- GIVEN PROBLEM
Check each line of the listing, and copy it if it contains the word "Personalization".
BEGIN DATA SUPPLIED
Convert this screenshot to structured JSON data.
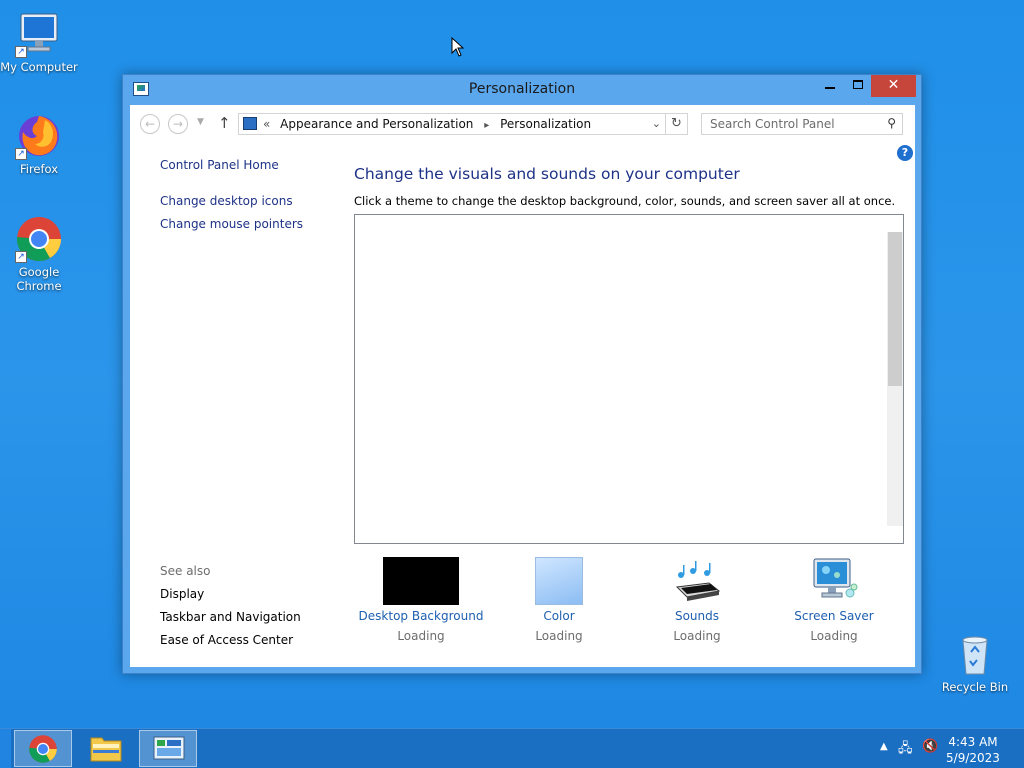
{
  "desktop": {
    "icons": [
      {
        "label": "My Computer"
      },
      {
        "label": "Firefox"
      },
      {
        "label": "Google Chrome"
      },
      {
        "label": "Recycle Bin"
      }
    ]
  },
  "window": {
    "title": "Personalization",
    "nav": {
      "breadcrumb_prefix": "«",
      "crumb1": "Appearance and Personalization",
      "crumb_sep": "▸",
      "crumb2": "Personalization",
      "search_placeholder": "Search Control Panel"
    },
    "left_pane": {
      "home": "Control Panel Home",
      "links": [
        "Change desktop icons",
        "Change mouse pointers"
      ],
      "see_also_title": "See also",
      "see_also": [
        "Display",
        "Taskbar and Navigation",
        "Ease of Access Center"
      ]
    },
    "main": {
      "heading": "Change the visuals and sounds on your computer",
      "subtext": "Click a theme to change the desktop background, color, sounds, and screen saver all at once.",
      "tiles": [
        {
          "label": "Desktop Background",
          "status": "Loading"
        },
        {
          "label": "Color",
          "status": "Loading"
        },
        {
          "label": "Sounds",
          "status": "Loading"
        },
        {
          "label": "Screen Saver",
          "status": "Loading"
        }
      ]
    },
    "help": "?"
  },
  "taskbar": {
    "clock": {
      "time": "4:43 AM",
      "date": "5/9/2023"
    },
    "tray_icons": [
      "show-hidden-icons-icon",
      "network-icon",
      "volume-muted-icon"
    ],
    "pinned": [
      "chrome-icon",
      "file-explorer-icon",
      "control-panel-icon"
    ]
  },
  "colors": {
    "desktop": "#2b95ea",
    "window_frame": "#5aa7ee",
    "close_button": "#c7463b",
    "link": "#1e3287",
    "tile_link": "#1e5fb0",
    "taskbar": "#1a6fc3"
  }
}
END DATA SUPPLIED
- EXERCISE RESPONSE
    "title": "Personalization",
      "crumb1": "Appearance and Personalization",
      "crumb2": "Personalization",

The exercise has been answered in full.